Set task:
Reproduce the records below in full and exactly, without their images.

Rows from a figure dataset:
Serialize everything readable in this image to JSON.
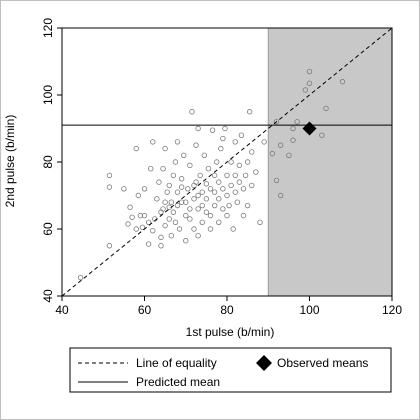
{
  "chart_data": {
    "type": "scatter",
    "xlabel": "1st pulse (b/min)",
    "ylabel": "2nd pulse (b/min)",
    "xlim": [
      40,
      120
    ],
    "ylim": [
      40,
      120
    ],
    "xticks": [
      "40",
      "60",
      "80",
      "100",
      "120"
    ],
    "yticks": [
      "40",
      "60",
      "80",
      "100",
      "120"
    ],
    "grid": false,
    "shaded_region": {
      "x_from": 90,
      "x_to": 120
    },
    "equality_line": {
      "from": [
        40,
        40
      ],
      "to": [
        120,
        120
      ]
    },
    "predicted_mean": 91,
    "observed_means": {
      "x": 100,
      "y": 90
    },
    "points": [
      [
        44.5,
        45.5
      ],
      [
        51.5,
        55
      ],
      [
        51.5,
        72.5
      ],
      [
        51.5,
        76
      ],
      [
        55,
        72
      ],
      [
        56,
        61.5
      ],
      [
        56.5,
        66.5
      ],
      [
        57,
        63.5
      ],
      [
        58,
        60
      ],
      [
        58,
        84
      ],
      [
        58.5,
        70
      ],
      [
        59,
        64
      ],
      [
        59.5,
        60.5
      ],
      [
        60,
        64
      ],
      [
        60,
        72
      ],
      [
        61,
        55.5
      ],
      [
        61,
        62
      ],
      [
        61.5,
        78
      ],
      [
        62,
        86
      ],
      [
        62,
        59.5
      ],
      [
        62.5,
        63
      ],
      [
        63,
        69
      ],
      [
        63.5,
        74
      ],
      [
        64,
        55
      ],
      [
        64,
        57.5
      ],
      [
        64,
        65
      ],
      [
        64.5,
        66
      ],
      [
        64.5,
        78
      ],
      [
        65,
        61
      ],
      [
        65,
        68
      ],
      [
        65,
        84
      ],
      [
        65.5,
        71
      ],
      [
        66,
        63
      ],
      [
        66,
        66.5
      ],
      [
        66,
        73
      ],
      [
        66.5,
        58
      ],
      [
        66.5,
        68
      ],
      [
        67,
        65
      ],
      [
        67,
        76
      ],
      [
        67.5,
        80
      ],
      [
        67.5,
        62
      ],
      [
        68,
        67
      ],
      [
        68,
        71
      ],
      [
        68,
        86
      ],
      [
        68.5,
        60
      ],
      [
        69,
        68
      ],
      [
        69,
        72.5
      ],
      [
        69,
        75
      ],
      [
        69.5,
        82
      ],
      [
        70,
        56.5
      ],
      [
        70,
        64
      ],
      [
        70,
        68
      ],
      [
        70.5,
        72
      ],
      [
        71,
        63
      ],
      [
        71,
        66
      ],
      [
        71,
        79
      ],
      [
        71.5,
        95
      ],
      [
        72,
        60
      ],
      [
        72,
        69
      ],
      [
        72,
        73
      ],
      [
        72.5,
        74
      ],
      [
        72.5,
        85
      ],
      [
        73,
        58
      ],
      [
        73,
        66
      ],
      [
        73,
        70
      ],
      [
        73,
        90
      ],
      [
        73.5,
        76
      ],
      [
        74,
        62
      ],
      [
        74,
        67
      ],
      [
        74,
        71
      ],
      [
        74.5,
        82
      ],
      [
        75,
        65
      ],
      [
        75,
        69
      ],
      [
        75,
        73.5
      ],
      [
        75.5,
        78
      ],
      [
        76,
        60
      ],
      [
        76,
        64
      ],
      [
        76,
        72
      ],
      [
        76.5,
        89.5
      ],
      [
        77,
        67
      ],
      [
        77,
        71
      ],
      [
        77,
        76
      ],
      [
        77.5,
        80
      ],
      [
        78,
        62
      ],
      [
        78,
        69
      ],
      [
        78,
        74
      ],
      [
        78.5,
        84
      ],
      [
        79,
        66
      ],
      [
        79,
        72
      ],
      [
        79,
        87
      ],
      [
        79.5,
        90
      ],
      [
        80,
        64
      ],
      [
        80,
        70
      ],
      [
        80,
        76
      ],
      [
        80.5,
        67
      ],
      [
        81,
        73
      ],
      [
        81,
        80
      ],
      [
        81.5,
        60
      ],
      [
        82,
        71
      ],
      [
        82,
        76
      ],
      [
        82,
        86
      ],
      [
        82.5,
        68
      ],
      [
        83,
        74
      ],
      [
        83,
        79
      ],
      [
        83.5,
        88
      ],
      [
        84,
        64
      ],
      [
        84,
        72
      ],
      [
        84.5,
        76
      ],
      [
        85,
        67
      ],
      [
        85,
        80
      ],
      [
        85.5,
        95
      ],
      [
        86,
        73
      ],
      [
        86,
        83
      ],
      [
        87,
        77
      ],
      [
        88,
        62
      ],
      [
        89,
        86
      ],
      [
        91,
        82.5
      ],
      [
        92,
        74.5
      ],
      [
        92,
        92
      ],
      [
        93,
        85
      ],
      [
        93,
        70
      ],
      [
        95,
        82
      ],
      [
        96,
        86.5
      ],
      [
        96,
        90
      ],
      [
        97,
        92
      ],
      [
        99,
        101.5
      ],
      [
        100,
        107
      ],
      [
        100,
        103.5
      ],
      [
        103,
        88
      ],
      [
        104,
        96
      ],
      [
        108,
        104
      ]
    ]
  },
  "legend": {
    "entries": [
      {
        "label": "Line of equality",
        "style": "dashed"
      },
      {
        "label": "Observed means",
        "style": "diamond"
      },
      {
        "label": "Predicted mean",
        "style": "solid"
      }
    ]
  },
  "colors": {
    "shade": "#c8c8c8",
    "marker_stroke": "#7a7a7a",
    "ink": "#000000"
  }
}
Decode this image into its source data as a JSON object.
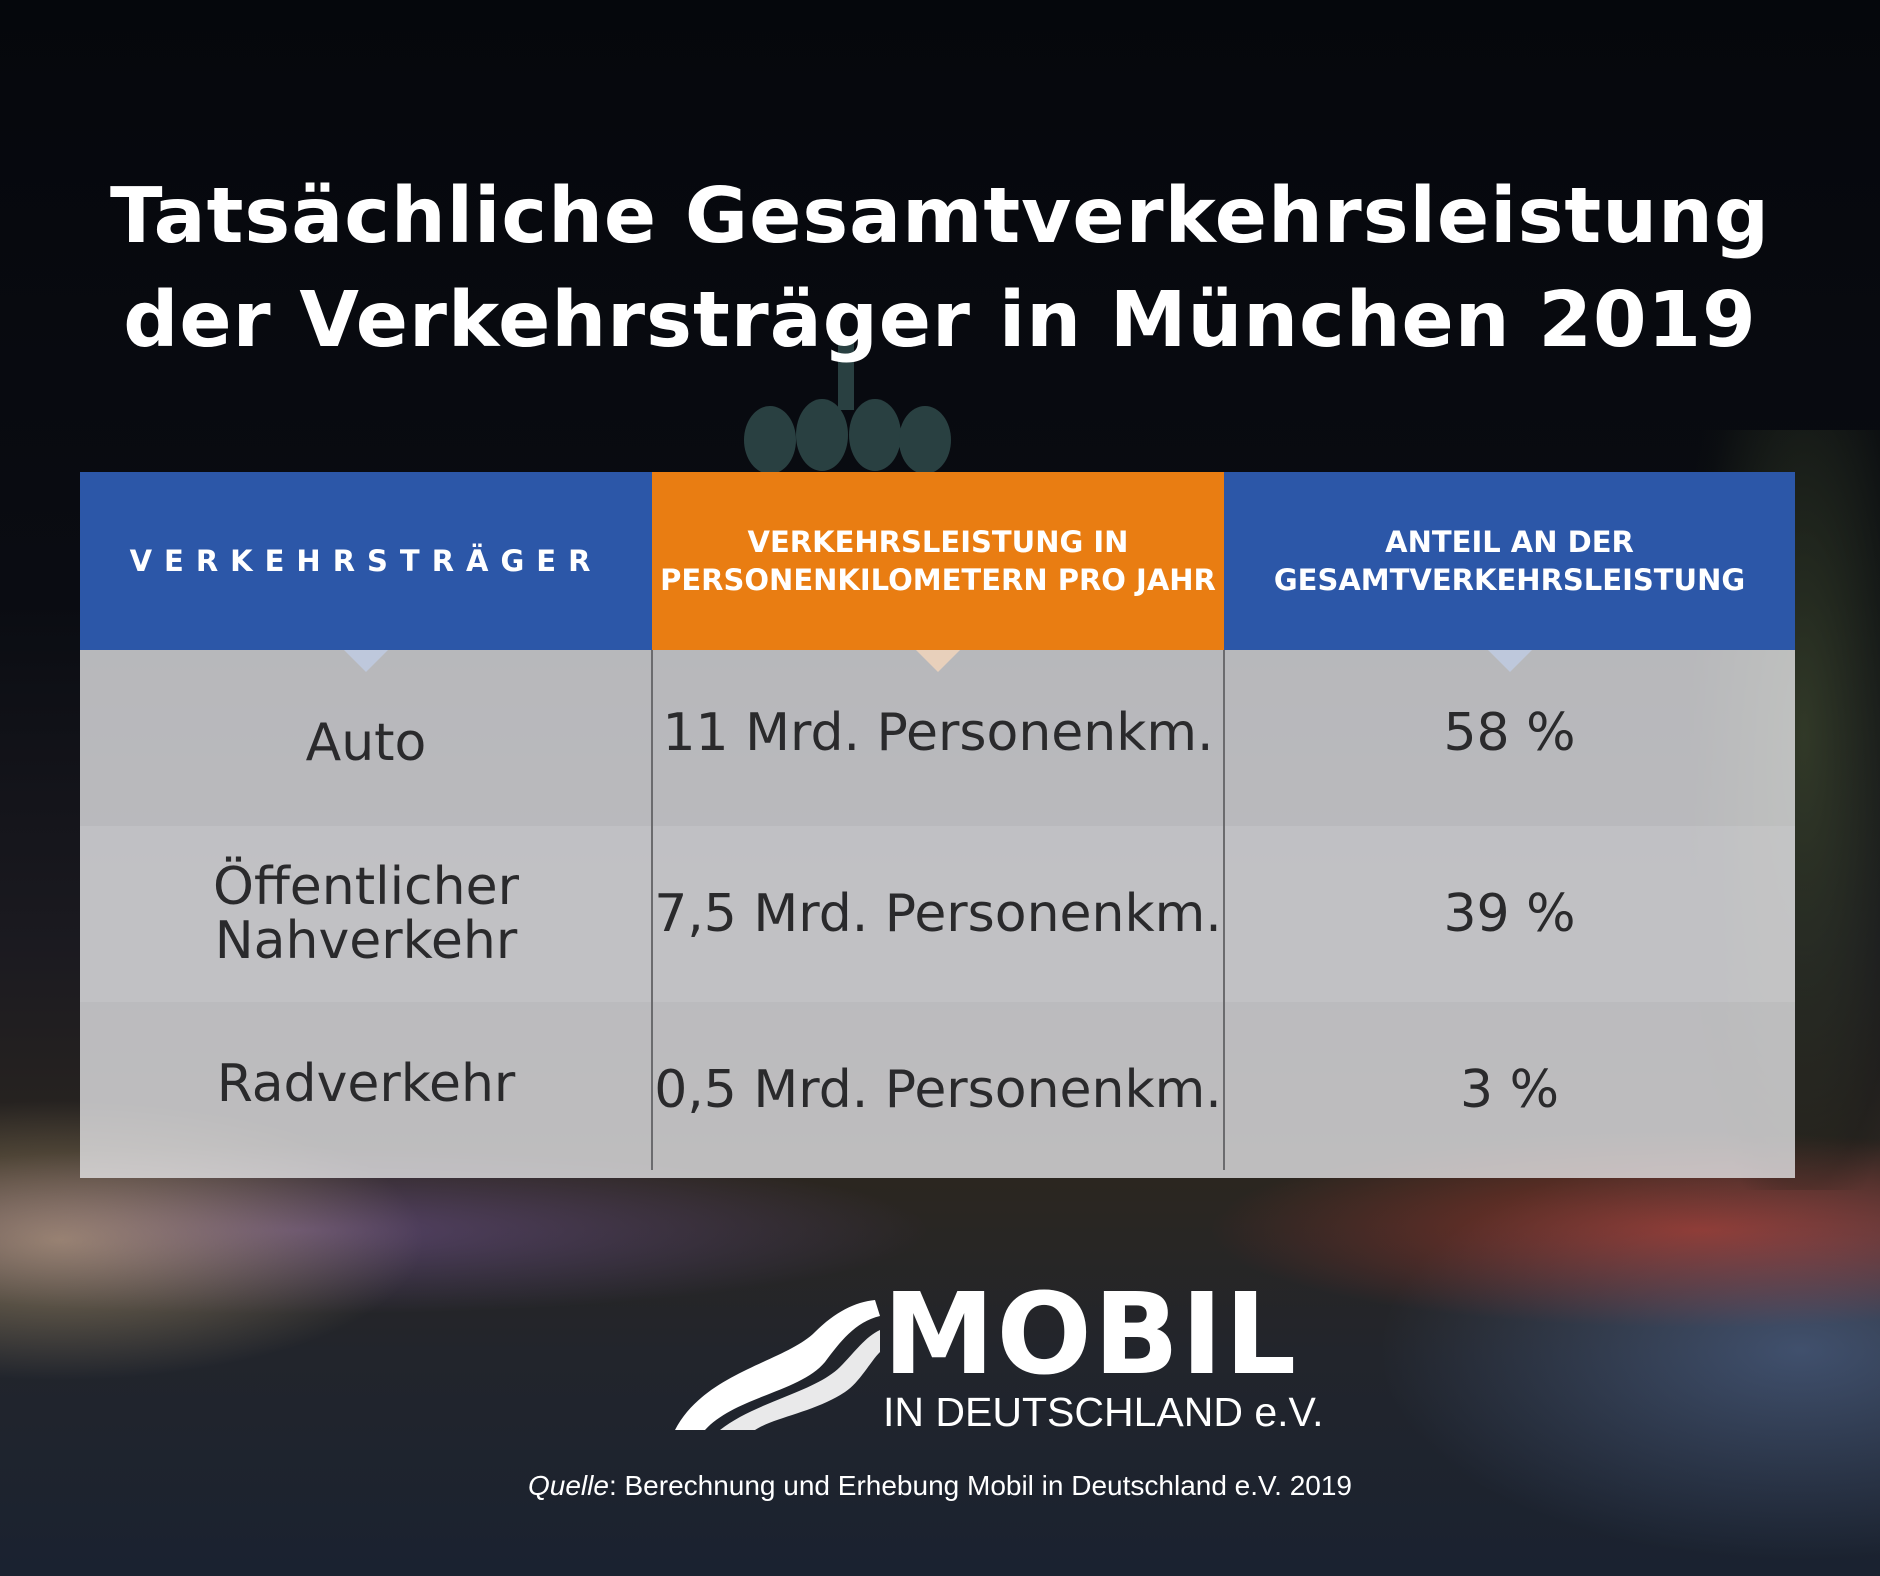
{
  "title_line1": "Tatsächliche Gesamtverkehrsleistung",
  "title_line2": "der Verkehrsträger in München 2019",
  "chart_data": {
    "type": "table",
    "title": "Tatsächliche Gesamtverkehrsleistung der Verkehrsträger in München 2019",
    "columns": [
      "VERKEHRSTRÄGER",
      "VERKEHRSLEISTUNG IN PERSONENKILOMETERN PRO JAHR",
      "ANTEIL AN DER GESAMTVERKEHRSLEISTUNG"
    ],
    "rows": [
      [
        "Auto",
        "11 Mrd. Personenkm.",
        "58 %"
      ],
      [
        "Öffentlicher Nahverkehr",
        "7,5 Mrd. Personenkm.",
        "39 %"
      ],
      [
        "Radverkehr",
        "0,5 Mrd. Personenkm.",
        "3 %"
      ]
    ],
    "values_mrd_personenkm": [
      11,
      7.5,
      0.5
    ],
    "shares_percent": [
      58,
      39,
      3
    ]
  },
  "header": {
    "col1": "VERKEHRSTRÄGER",
    "col2_line1": "VERKEHRSLEISTUNG IN",
    "col2_line2": "PERSONENKILOMETERN PRO JAHR",
    "col3_line1": "ANTEIL AN DER",
    "col3_line2": "GESAMTVERKEHRSLEISTUNG"
  },
  "rows": [
    {
      "mode_line1": "Auto",
      "mode_line2": "",
      "value": "11 Mrd. Personenkm.",
      "share": "58 %"
    },
    {
      "mode_line1": "Öffentlicher",
      "mode_line2": "Nahverkehr",
      "value": "7,5 Mrd. Personenkm.",
      "share": "39 %"
    },
    {
      "mode_line1": "Radverkehr",
      "mode_line2": "",
      "value": "0,5 Mrd. Personenkm.",
      "share": "3 %"
    }
  ],
  "logo": {
    "name": "MOBIL",
    "sub": "IN DEUTSCHLAND e.V."
  },
  "source": {
    "label": "Quelle",
    "text": ": Berechnung und Erhebung Mobil in Deutschland e.V. 2019"
  },
  "colors": {
    "blue": "#2c57a8",
    "orange": "#e97d12",
    "text_dark": "#2a2a2c"
  }
}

Solution below:
Serialize everything readable in this image to JSON.
{
  "chart_data": {
    "type": "scatter",
    "xlabel": "1st pulse (b/min)",
    "ylabel": "2nd pulse (b/min)",
    "xlim": [
      40,
      120
    ],
    "ylim": [
      40,
      120
    ],
    "xticks": [
      "40",
      "60",
      "80",
      "100",
      "120"
    ],
    "yticks": [
      "40",
      "60",
      "80",
      "100",
      "120"
    ],
    "grid": false,
    "shaded_region": {
      "x_from": 90,
      "x_to": 120
    },
    "equality_line": {
      "from": [
        40,
        40
      ],
      "to": [
        120,
        120
      ]
    },
    "predicted_mean": 91,
    "observed_means": {
      "x": 100,
      "y": 90
    },
    "points": [
      [
        44.5,
        45.5
      ],
      [
        51.5,
        55
      ],
      [
        51.5,
        72.5
      ],
      [
        51.5,
        76
      ],
      [
        55,
        72
      ],
      [
        56,
        61.5
      ],
      [
        56.5,
        66.5
      ],
      [
        57,
        63.5
      ],
      [
        58,
        60
      ],
      [
        58,
        84
      ],
      [
        58.5,
        70
      ],
      [
        59,
        64
      ],
      [
        59.5,
        60.5
      ],
      [
        60,
        64
      ],
      [
        60,
        72
      ],
      [
        61,
        55.5
      ],
      [
        61,
        62
      ],
      [
        61.5,
        78
      ],
      [
        62,
        86
      ],
      [
        62,
        59.5
      ],
      [
        62.5,
        63
      ],
      [
        63,
        69
      ],
      [
        63.5,
        74
      ],
      [
        64,
        55
      ],
      [
        64,
        57.5
      ],
      [
        64,
        65
      ],
      [
        64.5,
        66
      ],
      [
        64.5,
        78
      ],
      [
        65,
        61
      ],
      [
        65,
        68
      ],
      [
        65,
        84
      ],
      [
        65.5,
        71
      ],
      [
        66,
        63
      ],
      [
        66,
        66.5
      ],
      [
        66,
        73
      ],
      [
        66.5,
        58
      ],
      [
        66.5,
        68
      ],
      [
        67,
        65
      ],
      [
        67,
        76
      ],
      [
        67.5,
        80
      ],
      [
        67.5,
        62
      ],
      [
        68,
        67
      ],
      [
        68,
        71
      ],
      [
        68,
        86
      ],
      [
        68.5,
        60
      ],
      [
        69,
        68
      ],
      [
        69,
        72.5
      ],
      [
        69,
        75
      ],
      [
        69.5,
        82
      ],
      [
        70,
        56.5
      ],
      [
        70,
        64
      ],
      [
        70,
        68
      ],
      [
        70.5,
        72
      ],
      [
        71,
        63
      ],
      [
        71,
        66
      ],
      [
        71,
        79
      ],
      [
        71.5,
        95
      ],
      [
        72,
        60
      ],
      [
        72,
        69
      ],
      [
        72,
        73
      ],
      [
        72.5,
        74
      ],
      [
        72.5,
        85
      ],
      [
        73,
        58
      ],
      [
        73,
        66
      ],
      [
        73,
        70
      ],
      [
        73,
        90
      ],
      [
        73.5,
        76
      ],
      [
        74,
        62
      ],
      [
        74,
        67
      ],
      [
        74,
        71
      ],
      [
        74.5,
        82
      ],
      [
        75,
        65
      ],
      [
        75,
        69
      ],
      [
        75,
        73.5
      ],
      [
        75.5,
        78
      ],
      [
        76,
        60
      ],
      [
        76,
        64
      ],
      [
        76,
        72
      ],
      [
        76.5,
        89.5
      ],
      [
        77,
        67
      ],
      [
        77,
        71
      ],
      [
        77,
        76
      ],
      [
        77.5,
        80
      ],
      [
        78,
        62
      ],
      [
        78,
        69
      ],
      [
        78,
        74
      ],
      [
        78.5,
        84
      ],
      [
        79,
        66
      ],
      [
        79,
        72
      ],
      [
        79,
        87
      ],
      [
        79.5,
        90
      ],
      [
        80,
        64
      ],
      [
        80,
        70
      ],
      [
        80,
        76
      ],
      [
        80.5,
        67
      ],
      [
        81,
        73
      ],
      [
        81,
        80
      ],
      [
        81.5,
        60
      ],
      [
        82,
        71
      ],
      [
        82,
        76
      ],
      [
        82,
        86
      ],
      [
        82.5,
        68
      ],
      [
        83,
        74
      ],
      [
        83,
        79
      ],
      [
        83.5,
        88
      ],
      [
        84,
        64
      ],
      [
        84,
        72
      ],
      [
        84.5,
        76
      ],
      [
        85,
        67
      ],
      [
        85,
        80
      ],
      [
        85.5,
        95
      ],
      [
        86,
        73
      ],
      [
        86,
        83
      ],
      [
        87,
        77
      ],
      [
        88,
        62
      ],
      [
        89,
        86
      ],
      [
        91,
        82.5
      ],
      [
        92,
        74.5
      ],
      [
        92,
        92
      ],
      [
        93,
        85
      ],
      [
        93,
        70
      ],
      [
        95,
        82
      ],
      [
        96,
        86.5
      ],
      [
        96,
        90
      ],
      [
        97,
        92
      ],
      [
        99,
        101.5
      ],
      [
        100,
        107
      ],
      [
        100,
        103.5
      ],
      [
        103,
        88
      ],
      [
        104,
        96
      ],
      [
        108,
        104
      ]
    ]
  },
  "legend": {
    "entries": [
      {
        "label": "Line of equality",
        "style": "dashed"
      },
      {
        "label": "Observed means",
        "style": "diamond"
      },
      {
        "label": "Predicted mean",
        "style": "solid"
      }
    ]
  },
  "colors": {
    "shade": "#c8c8c8",
    "marker_stroke": "#7a7a7a",
    "ink": "#000000"
  }
}
Decode this image into its source data as a JSON object.
{
  "title_line1": "Tatsächliche Gesamtverkehrsleistung",
  "title_line2": "der Verkehrsträger in München 2019",
  "chart_data": {
    "type": "table",
    "title": "Tatsächliche Gesamtverkehrsleistung der Verkehrsträger in München 2019",
    "columns": [
      "VERKEHRSTRÄGER",
      "VERKEHRSLEISTUNG IN PERSONENKILOMETERN PRO JAHR",
      "ANTEIL AN DER GESAMTVERKEHRSLEISTUNG"
    ],
    "rows": [
      [
        "Auto",
        "11 Mrd. Personenkm.",
        "58 %"
      ],
      [
        "Öffentlicher Nahverkehr",
        "7,5 Mrd. Personenkm.",
        "39 %"
      ],
      [
        "Radverkehr",
        "0,5 Mrd. Personenkm.",
        "3 %"
      ]
    ],
    "values_mrd_personenkm": [
      11,
      7.5,
      0.5
    ],
    "shares_percent": [
      58,
      39,
      3
    ]
  },
  "header": {
    "col1": "VERKEHRSTRÄGER",
    "col2_line1": "VERKEHRSLEISTUNG IN",
    "col2_line2": "PERSONENKILOMETERN PRO JAHR",
    "col3_line1": "ANTEIL AN DER",
    "col3_line2": "GESAMTVERKEHRSLEISTUNG"
  },
  "rows": [
    {
      "mode_line1": "Auto",
      "mode_line2": "",
      "value": "11 Mrd. Personenkm.",
      "share": "58 %"
    },
    {
      "mode_line1": "Öffentlicher",
      "mode_line2": "Nahverkehr",
      "value": "7,5 Mrd. Personenkm.",
      "share": "39 %"
    },
    {
      "mode_line1": "Radverkehr",
      "mode_line2": "",
      "value": "0,5 Mrd. Personenkm.",
      "share": "3 %"
    }
  ],
  "logo": {
    "name": "MOBIL",
    "sub": "IN DEUTSCHLAND e.V."
  },
  "source": {
    "label": "Quelle",
    "text": ": Berechnung und Erhebung Mobil in Deutschland e.V. 2019"
  },
  "colors": {
    "blue": "#2c57a8",
    "orange": "#e97d12",
    "text_dark": "#2a2a2c"
  }
}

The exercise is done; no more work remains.